Dataset rows:

########

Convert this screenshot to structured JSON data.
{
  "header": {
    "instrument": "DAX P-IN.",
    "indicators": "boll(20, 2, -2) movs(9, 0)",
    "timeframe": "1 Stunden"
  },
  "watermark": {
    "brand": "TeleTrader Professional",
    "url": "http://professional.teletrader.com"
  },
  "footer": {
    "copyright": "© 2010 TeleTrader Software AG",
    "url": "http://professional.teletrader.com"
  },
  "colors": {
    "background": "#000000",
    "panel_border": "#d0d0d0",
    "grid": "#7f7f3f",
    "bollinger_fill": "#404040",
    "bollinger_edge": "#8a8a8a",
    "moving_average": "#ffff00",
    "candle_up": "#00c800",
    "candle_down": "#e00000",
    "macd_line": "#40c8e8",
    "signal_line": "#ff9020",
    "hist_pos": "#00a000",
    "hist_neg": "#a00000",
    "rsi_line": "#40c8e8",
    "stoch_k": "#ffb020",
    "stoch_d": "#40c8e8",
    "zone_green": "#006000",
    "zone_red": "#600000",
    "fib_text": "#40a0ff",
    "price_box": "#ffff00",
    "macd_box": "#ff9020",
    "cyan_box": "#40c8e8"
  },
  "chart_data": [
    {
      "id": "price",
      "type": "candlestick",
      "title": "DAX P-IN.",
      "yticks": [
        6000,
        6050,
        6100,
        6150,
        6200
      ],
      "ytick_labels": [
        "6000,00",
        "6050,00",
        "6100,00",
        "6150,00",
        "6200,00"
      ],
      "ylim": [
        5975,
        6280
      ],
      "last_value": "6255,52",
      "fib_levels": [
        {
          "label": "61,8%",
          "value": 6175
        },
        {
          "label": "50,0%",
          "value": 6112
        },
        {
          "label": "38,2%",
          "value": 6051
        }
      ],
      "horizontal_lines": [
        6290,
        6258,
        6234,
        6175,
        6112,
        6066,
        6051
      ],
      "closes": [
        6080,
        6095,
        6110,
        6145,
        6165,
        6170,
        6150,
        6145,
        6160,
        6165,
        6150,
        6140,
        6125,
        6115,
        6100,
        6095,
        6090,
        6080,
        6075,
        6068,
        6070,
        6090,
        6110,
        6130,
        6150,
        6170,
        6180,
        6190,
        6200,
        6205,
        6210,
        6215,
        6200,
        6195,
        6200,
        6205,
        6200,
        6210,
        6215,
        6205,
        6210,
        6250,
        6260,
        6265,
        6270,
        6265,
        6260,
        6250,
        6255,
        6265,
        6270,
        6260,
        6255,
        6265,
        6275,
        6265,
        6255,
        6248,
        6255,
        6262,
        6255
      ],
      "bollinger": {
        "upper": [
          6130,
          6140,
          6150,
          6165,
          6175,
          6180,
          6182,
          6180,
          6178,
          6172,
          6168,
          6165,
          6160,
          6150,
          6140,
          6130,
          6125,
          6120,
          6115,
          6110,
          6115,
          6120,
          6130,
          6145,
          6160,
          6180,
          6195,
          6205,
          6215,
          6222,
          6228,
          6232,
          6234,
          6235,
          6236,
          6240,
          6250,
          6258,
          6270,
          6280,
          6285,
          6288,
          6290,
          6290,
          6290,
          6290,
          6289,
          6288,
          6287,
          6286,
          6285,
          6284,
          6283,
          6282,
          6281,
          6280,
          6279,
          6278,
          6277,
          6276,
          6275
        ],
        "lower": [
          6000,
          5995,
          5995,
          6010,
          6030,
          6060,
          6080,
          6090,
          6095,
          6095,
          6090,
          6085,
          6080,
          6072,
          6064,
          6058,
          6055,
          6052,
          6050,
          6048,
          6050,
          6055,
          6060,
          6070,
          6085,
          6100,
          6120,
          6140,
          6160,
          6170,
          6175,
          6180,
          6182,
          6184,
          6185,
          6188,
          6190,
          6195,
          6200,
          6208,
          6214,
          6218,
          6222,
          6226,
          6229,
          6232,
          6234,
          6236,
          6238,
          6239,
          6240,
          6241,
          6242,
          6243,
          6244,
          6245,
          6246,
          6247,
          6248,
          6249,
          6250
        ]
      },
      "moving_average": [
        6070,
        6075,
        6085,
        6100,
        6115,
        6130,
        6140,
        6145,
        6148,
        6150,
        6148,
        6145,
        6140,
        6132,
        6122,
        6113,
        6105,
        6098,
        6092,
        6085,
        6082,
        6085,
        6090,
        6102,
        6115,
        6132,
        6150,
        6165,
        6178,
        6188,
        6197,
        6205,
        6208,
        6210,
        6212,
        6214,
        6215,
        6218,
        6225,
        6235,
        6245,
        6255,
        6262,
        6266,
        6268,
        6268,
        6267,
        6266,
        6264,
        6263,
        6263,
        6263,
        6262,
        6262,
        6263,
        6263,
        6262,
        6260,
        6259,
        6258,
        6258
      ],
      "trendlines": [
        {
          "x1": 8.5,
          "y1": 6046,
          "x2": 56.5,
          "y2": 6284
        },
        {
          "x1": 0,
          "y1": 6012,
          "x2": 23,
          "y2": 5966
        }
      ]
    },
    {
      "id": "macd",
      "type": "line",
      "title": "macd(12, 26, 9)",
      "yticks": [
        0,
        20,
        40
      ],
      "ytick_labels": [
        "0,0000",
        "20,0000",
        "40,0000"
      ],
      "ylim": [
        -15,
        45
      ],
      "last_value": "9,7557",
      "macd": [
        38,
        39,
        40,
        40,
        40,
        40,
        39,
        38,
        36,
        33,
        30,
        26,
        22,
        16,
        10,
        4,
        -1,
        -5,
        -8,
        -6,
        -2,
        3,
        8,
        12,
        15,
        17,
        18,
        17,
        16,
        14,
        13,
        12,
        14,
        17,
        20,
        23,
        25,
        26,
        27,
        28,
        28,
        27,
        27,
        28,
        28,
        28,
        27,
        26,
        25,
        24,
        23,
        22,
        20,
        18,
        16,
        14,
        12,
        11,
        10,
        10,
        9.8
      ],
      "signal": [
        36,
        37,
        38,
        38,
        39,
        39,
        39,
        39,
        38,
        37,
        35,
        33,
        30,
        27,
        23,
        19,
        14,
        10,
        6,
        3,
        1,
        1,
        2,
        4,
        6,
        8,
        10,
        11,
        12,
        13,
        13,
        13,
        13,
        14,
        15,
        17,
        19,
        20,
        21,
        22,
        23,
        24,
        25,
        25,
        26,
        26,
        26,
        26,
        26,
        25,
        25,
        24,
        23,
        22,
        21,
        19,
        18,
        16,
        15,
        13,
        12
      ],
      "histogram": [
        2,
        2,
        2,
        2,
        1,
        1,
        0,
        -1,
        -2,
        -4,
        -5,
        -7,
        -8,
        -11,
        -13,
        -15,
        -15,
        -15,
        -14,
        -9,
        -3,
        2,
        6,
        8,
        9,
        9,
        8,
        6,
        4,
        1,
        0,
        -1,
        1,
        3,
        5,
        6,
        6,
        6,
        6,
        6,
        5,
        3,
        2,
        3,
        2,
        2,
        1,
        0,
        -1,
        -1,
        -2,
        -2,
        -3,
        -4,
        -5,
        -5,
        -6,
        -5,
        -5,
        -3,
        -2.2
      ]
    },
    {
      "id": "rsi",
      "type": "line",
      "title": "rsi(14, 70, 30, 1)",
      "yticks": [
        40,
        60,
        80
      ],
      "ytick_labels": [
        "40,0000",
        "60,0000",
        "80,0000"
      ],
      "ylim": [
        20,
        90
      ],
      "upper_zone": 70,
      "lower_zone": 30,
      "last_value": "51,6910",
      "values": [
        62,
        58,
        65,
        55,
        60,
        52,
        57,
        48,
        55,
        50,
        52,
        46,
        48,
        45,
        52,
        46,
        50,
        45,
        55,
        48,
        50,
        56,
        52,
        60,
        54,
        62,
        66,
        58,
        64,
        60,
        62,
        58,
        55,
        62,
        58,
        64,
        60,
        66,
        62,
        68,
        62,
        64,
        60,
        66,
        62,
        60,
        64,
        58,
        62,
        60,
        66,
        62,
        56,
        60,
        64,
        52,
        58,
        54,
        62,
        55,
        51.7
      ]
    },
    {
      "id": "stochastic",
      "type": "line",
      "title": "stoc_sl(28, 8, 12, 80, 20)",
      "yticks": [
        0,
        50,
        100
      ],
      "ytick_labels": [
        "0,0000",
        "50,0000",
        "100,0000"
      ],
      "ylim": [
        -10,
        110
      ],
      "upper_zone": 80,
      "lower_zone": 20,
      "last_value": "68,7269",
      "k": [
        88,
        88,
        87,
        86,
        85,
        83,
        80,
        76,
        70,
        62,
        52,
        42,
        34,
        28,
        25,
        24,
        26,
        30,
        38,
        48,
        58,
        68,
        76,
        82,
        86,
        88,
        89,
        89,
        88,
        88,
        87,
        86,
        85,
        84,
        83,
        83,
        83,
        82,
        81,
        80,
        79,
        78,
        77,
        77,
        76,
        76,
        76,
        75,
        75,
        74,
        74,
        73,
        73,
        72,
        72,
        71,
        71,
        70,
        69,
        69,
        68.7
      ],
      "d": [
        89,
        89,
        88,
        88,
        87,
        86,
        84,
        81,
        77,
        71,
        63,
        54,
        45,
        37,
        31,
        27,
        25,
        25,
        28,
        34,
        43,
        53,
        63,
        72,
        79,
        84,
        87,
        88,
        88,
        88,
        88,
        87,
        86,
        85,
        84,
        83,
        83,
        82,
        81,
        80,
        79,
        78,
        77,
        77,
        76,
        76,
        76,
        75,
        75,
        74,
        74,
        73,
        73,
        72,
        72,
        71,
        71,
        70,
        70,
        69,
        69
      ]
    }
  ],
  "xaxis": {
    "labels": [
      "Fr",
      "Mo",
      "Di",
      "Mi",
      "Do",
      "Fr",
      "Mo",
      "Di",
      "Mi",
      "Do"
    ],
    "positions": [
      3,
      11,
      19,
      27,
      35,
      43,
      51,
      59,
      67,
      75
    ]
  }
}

########

### WHAT IS BEING ASKED
Copy out each line that contains the word "title".

### TASK RESPONSE
      "title": "DAX P-IN.",
      "title": "macd(12, 26, 9)",
      "title": "rsi(14, 70, 30, 1)",
      "title": "stoc_sl(28, 8, 12, 80, 20)",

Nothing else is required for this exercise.